**WRITTEN INSTRUCTION**
Your task is to repeat the entries word for word while leaving out the pictures.
## BEGIN
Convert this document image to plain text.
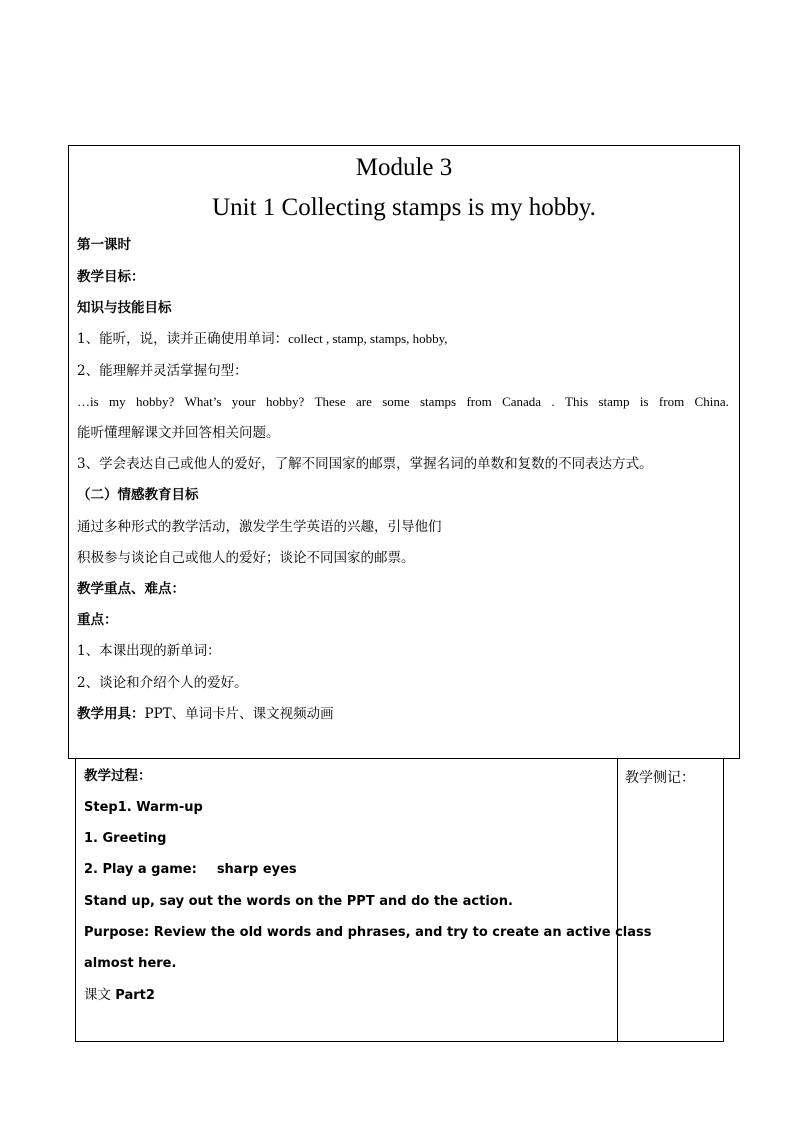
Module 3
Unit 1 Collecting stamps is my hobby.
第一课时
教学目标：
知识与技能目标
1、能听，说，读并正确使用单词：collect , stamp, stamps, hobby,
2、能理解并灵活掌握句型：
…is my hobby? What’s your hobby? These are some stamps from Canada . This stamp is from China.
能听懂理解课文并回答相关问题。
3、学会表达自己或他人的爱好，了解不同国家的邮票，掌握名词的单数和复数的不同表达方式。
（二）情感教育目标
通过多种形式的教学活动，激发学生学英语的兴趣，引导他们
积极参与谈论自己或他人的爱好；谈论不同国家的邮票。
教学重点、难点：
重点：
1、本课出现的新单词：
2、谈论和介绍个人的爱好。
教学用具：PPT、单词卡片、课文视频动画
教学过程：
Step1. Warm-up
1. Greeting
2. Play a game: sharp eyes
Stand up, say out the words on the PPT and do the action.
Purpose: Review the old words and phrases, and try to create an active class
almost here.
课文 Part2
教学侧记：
## END
**ANSWER TO THIS TASK**
Convert this document image to plain text.
Module 3
Unit 1 Collecting stamps is my hobby.
第一课时
教学目标：
知识与技能目标
1、能听，说，读并正确使用单词：collect , stamp, stamps, hobby,
2、能理解并灵活掌握句型：
…is my hobby? What’s your hobby? These are some stamps from Canada . This stamp is from China.
能听懂理解课文并回答相关问题。
3、学会表达自己或他人的爱好，了解不同国家的邮票，掌握名词的单数和复数的不同表达方式。
（二）情感教育目标
通过多种形式的教学活动，激发学生学英语的兴趣，引导他们
积极参与谈论自己或他人的爱好；谈论不同国家的邮票。
教学重点、难点：
重点：
1、本课出现的新单词：
2、谈论和介绍个人的爱好。
教学用具：PPT、单词卡片、课文视频动画
教学过程：
Step1. Warm-up
1. Greeting
2. Play a game: sharp eyes
Stand up, say out the words on the PPT and do the action.
Purpose: Review the old words and phrases, and try to create an active class
almost here.
课文 Part2
教学侧记：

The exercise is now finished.